WRITTEN PROBLEM: Give only the number of lines in these records that contain the word "text".

[Stored data]
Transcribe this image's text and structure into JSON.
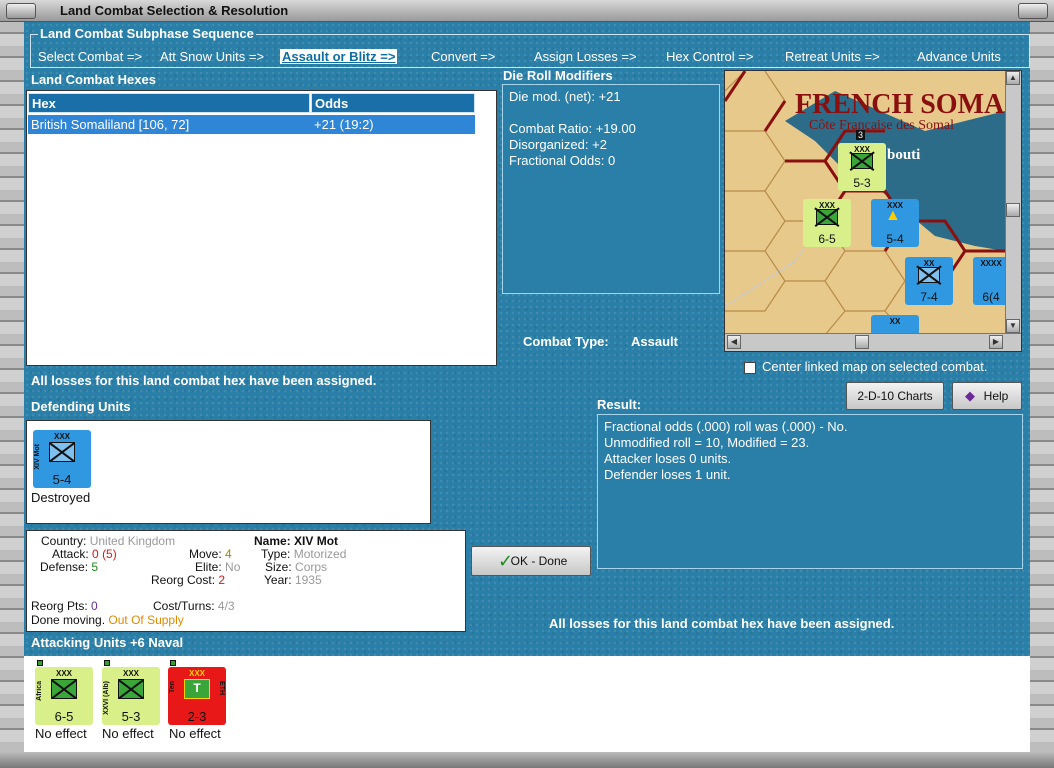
{
  "window": {
    "title": "Land Combat Selection & Resolution"
  },
  "sequence": {
    "heading": "Land Combat Subphase Sequence",
    "steps": [
      "Select Combat =>",
      "Att Snow Units =>",
      "Assault or Blitz =>",
      "Convert =>",
      "Assign Losses =>",
      "Hex Control =>",
      "Retreat Units =>",
      "Advance Units"
    ],
    "active_index": 2
  },
  "combat_hexes": {
    "heading": "Land Combat Hexes",
    "columns": [
      "Hex",
      "Odds"
    ],
    "rows": [
      {
        "hex": "British Somaliland [106, 72]",
        "odds": "+21 (19:2)"
      }
    ]
  },
  "die_roll": {
    "heading": "Die Roll Modifiers",
    "lines": [
      "Die mod. (net): +21",
      "",
      "Combat Ratio: +19.00",
      "Disorganized: +2",
      "Fractional Odds: 0"
    ]
  },
  "combat_type": {
    "label": "Combat Type:",
    "value": "Assault"
  },
  "map": {
    "title": "FRENCH SOMA",
    "subtitle": "Côte Française des Somal",
    "place": "bouti",
    "counters": [
      {
        "side": "XXVI (Alb)",
        "vals": "5-3",
        "color": "green",
        "badge": "3"
      },
      {
        "side": "Africa",
        "vals": "6-5",
        "color": "green"
      },
      {
        "side": "XIV Mot",
        "vals": "5-4",
        "color": "blue"
      },
      {
        "side": "",
        "vals": "7-4",
        "color": "blue"
      },
      {
        "side": "",
        "vals": "6(4",
        "color": "blue"
      },
      {
        "side": "",
        "vals": "",
        "color": "blue"
      }
    ]
  },
  "center_linked": {
    "label": "Center linked map on selected combat.",
    "checked": false
  },
  "status_msg": "All losses for this land combat hex have been assigned.",
  "buttons": {
    "charts": "2-D-10 Charts",
    "help": "Help",
    "ok": "OK - Done"
  },
  "defending": {
    "heading": "Defending Units",
    "units": [
      {
        "side": "XIV Mot",
        "vals": "5-4",
        "size": "XXX",
        "color": "blue",
        "result": "Destroyed"
      }
    ]
  },
  "unit_info": {
    "country_label": "Country:",
    "country": "United Kingdom",
    "name_label": "Name:",
    "name": "XIV Mot",
    "attack_label": "Attack:",
    "attack": "0",
    "attack_paren": "(5)",
    "move_label": "Move:",
    "move": "4",
    "type_label": "Type:",
    "type": "Motorized",
    "defense_label": "Defense:",
    "defense": "5",
    "elite_label": "Elite:",
    "elite": "No",
    "size_label": "Size:",
    "size": "Corps",
    "reorg_cost_label": "Reorg Cost:",
    "reorg_cost": "2",
    "year_label": "Year:",
    "year": "1935",
    "reorg_pts_label": "Reorg Pts:",
    "reorg_pts": "0",
    "cost_turns_label": "Cost/Turns:",
    "cost_turns": "4/3",
    "done_moving": "Done moving.",
    "supply": "Out Of Supply"
  },
  "result": {
    "heading": "Result:",
    "lines": [
      "Fractional odds (.000) roll was (.000)  - No.",
      "Unmodified roll = 10, Modified = 23.",
      "Attacker loses 0 units.",
      "Defender loses 1 unit."
    ]
  },
  "attacking": {
    "heading": "Attacking Units +6 Naval",
    "units": [
      {
        "side": "Africa",
        "vals": "6-5",
        "size": "XXX",
        "color": "green",
        "result": "No effect"
      },
      {
        "side": "XXVI (Alb)",
        "vals": "5-3",
        "size": "XXX",
        "color": "green",
        "result": "No effect"
      },
      {
        "side": "Ten",
        "side2": "ETH",
        "vals": "2-3",
        "size": "XXX",
        "color": "red",
        "result": "No effect"
      }
    ]
  },
  "colors": {
    "panel": "#2a7fa8",
    "selected_row": "#2f86d6",
    "map_land": "#e8c98a"
  }
}
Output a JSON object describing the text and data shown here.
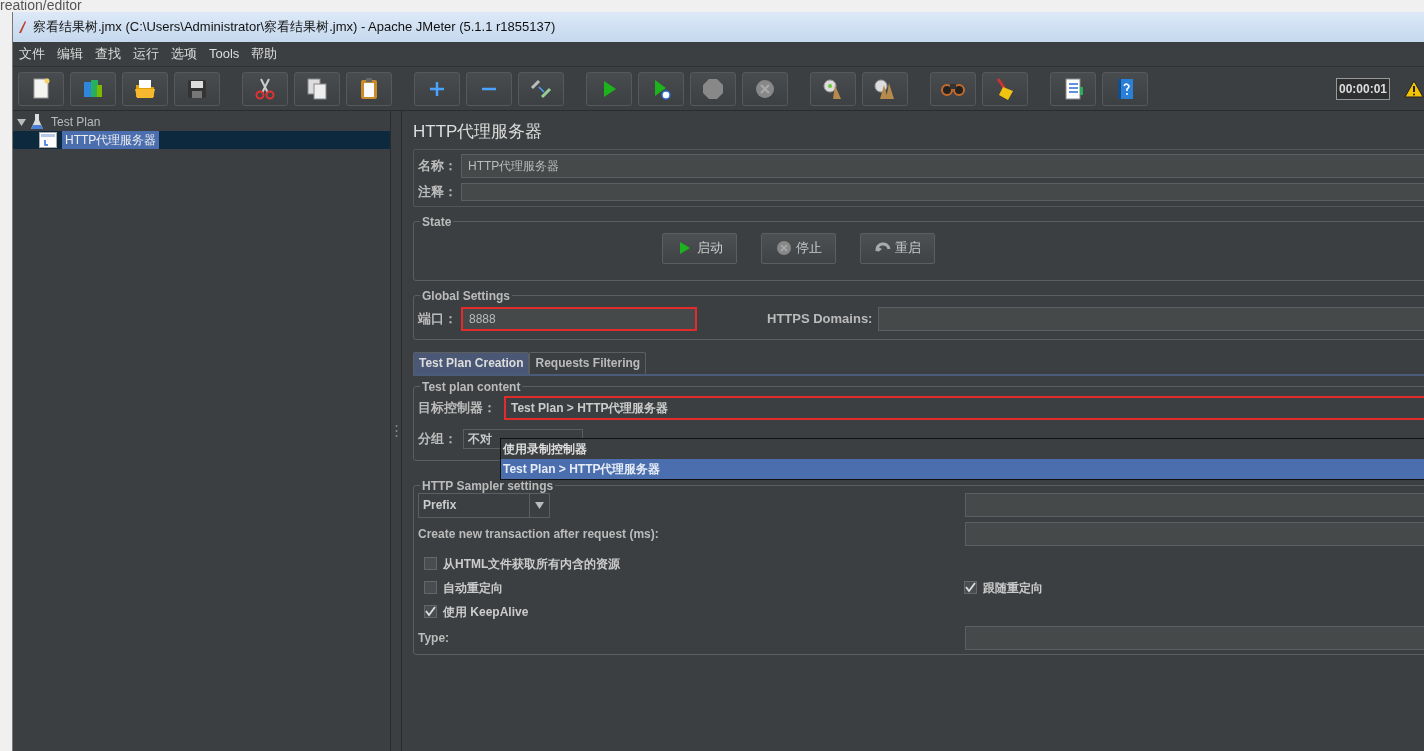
{
  "browser_fragment": "reation/editor",
  "window": {
    "title": "察看结果树.jmx (C:\\Users\\Administrator\\察看结果树.jmx) - Apache JMeter (5.1.1 r1855137)"
  },
  "menu": [
    {
      "label": "文件"
    },
    {
      "label": "编辑"
    },
    {
      "label": "查找"
    },
    {
      "label": "运行"
    },
    {
      "label": "选项"
    },
    {
      "label": "Tools"
    },
    {
      "label": "帮助"
    }
  ],
  "timer": "00:00:01",
  "tree": [
    {
      "label": "Test Plan",
      "expanded": true,
      "selected": false,
      "children": [
        {
          "label": "HTTP代理服务器",
          "selected": true
        }
      ]
    }
  ],
  "editor": {
    "title": "HTTP代理服务器",
    "name": {
      "label": "名称：",
      "value": "HTTP代理服务器"
    },
    "comment": {
      "label": "注释："
    },
    "state": {
      "legend": "State",
      "buttons": [
        {
          "label": "启动",
          "kind": "start"
        },
        {
          "label": "停止",
          "kind": "stop"
        },
        {
          "label": "重启",
          "kind": "restart"
        }
      ]
    },
    "global_settings": {
      "legend": "Global Settings",
      "port": {
        "label": "端口：",
        "value": "8888",
        "highlighted": true
      },
      "https_domains": {
        "label": "HTTPS Domains:"
      }
    },
    "tabs": [
      {
        "label": "Test Plan Creation",
        "selected": true
      },
      {
        "label": "Requests Filtering",
        "selected": false
      }
    ],
    "test_plan_content": {
      "legend": "Test plan content",
      "target": {
        "label": "目标控制器：",
        "value": "Test Plan > HTTP代理服务器",
        "highlighted": true
      },
      "grouping": {
        "label": "分组：",
        "value": "不对"
      },
      "dropdown": [
        {
          "label": "使用录制控制器",
          "selected": false
        },
        {
          "label": "Test Plan > HTTP代理服务器",
          "selected": true
        }
      ]
    },
    "sampler": {
      "legend": "HTTP Sampler settings",
      "naming": {
        "value": "Prefix"
      },
      "transaction": {
        "label": "Create new transaction after request (ms):"
      },
      "option_rows": [
        {
          "items": [
            {
              "label": "从HTML文件获取所有内含的资源",
              "checked": false
            }
          ]
        },
        {
          "items": [
            {
              "label": "自动重定向",
              "checked": false
            },
            {
              "label": "跟随重定向",
              "checked": true
            }
          ]
        },
        {
          "items": [
            {
              "label": "使用 KeepAlive",
              "checked": true
            }
          ]
        }
      ],
      "type": {
        "label": "Type:"
      }
    }
  }
}
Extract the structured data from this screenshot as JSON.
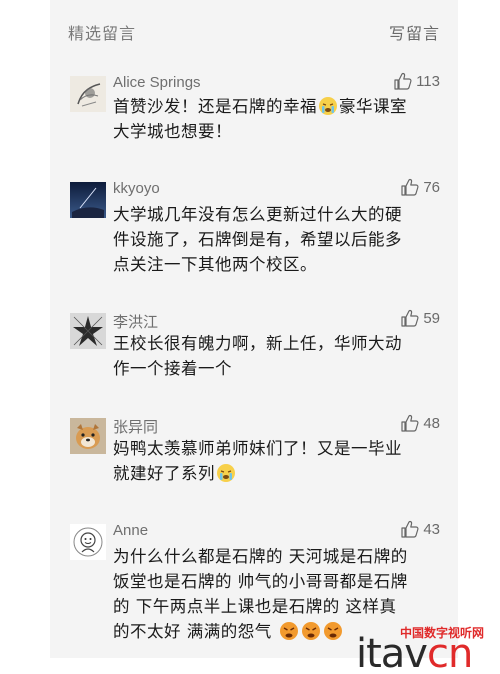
{
  "header": {
    "title": "精选留言",
    "write_label": "写留言"
  },
  "comments": [
    {
      "user": "Alice Springs",
      "likes": "113",
      "avatar_icon": "avatar-sketch",
      "lines": [
        "首赞沙发！还是石牌的幸福",
        "豪华课室",
        "大学城也想要！"
      ]
    },
    {
      "user": "kkyoyo",
      "likes": "76",
      "avatar_icon": "avatar-night-sky",
      "lines": [
        "大学城几年没有怎么更新过什么大的硬",
        "件设施了，石牌倒是有，希望以后能多",
        "点关注一下其他两个校区。"
      ]
    },
    {
      "user": "李洪江",
      "likes": "59",
      "avatar_icon": "avatar-star-sketch",
      "lines": [
        "王校长很有魄力啊，新上任，华师大动",
        "作一个接着一个"
      ]
    },
    {
      "user": "张异同",
      "likes": "48",
      "avatar_icon": "avatar-dog",
      "lines": [
        "妈鸭太羡慕师弟师妹们了！又是一毕业",
        "就建好了系列"
      ]
    },
    {
      "user": "Anne",
      "likes": "43",
      "avatar_icon": "avatar-cartoon",
      "lines": [
        "为什么什么都是石牌的 天河城是石牌的",
        "饭堂也是石牌的 帅气的小哥哥都是石牌",
        "的 下午两点半上课也是石牌的 这样真",
        "的不太好 满满的怨气"
      ]
    }
  ],
  "colors": {
    "panel_bg": "#f4f4f4",
    "text": "#1a1a1a",
    "meta": "#6f6f6f",
    "watermark_red": "#e02a2a"
  },
  "watermark": {
    "cn": "中国数字视听网",
    "logo_a": "itav",
    "logo_b": "cn",
    "logo_dot": ".com"
  }
}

THE OUTPUT: 3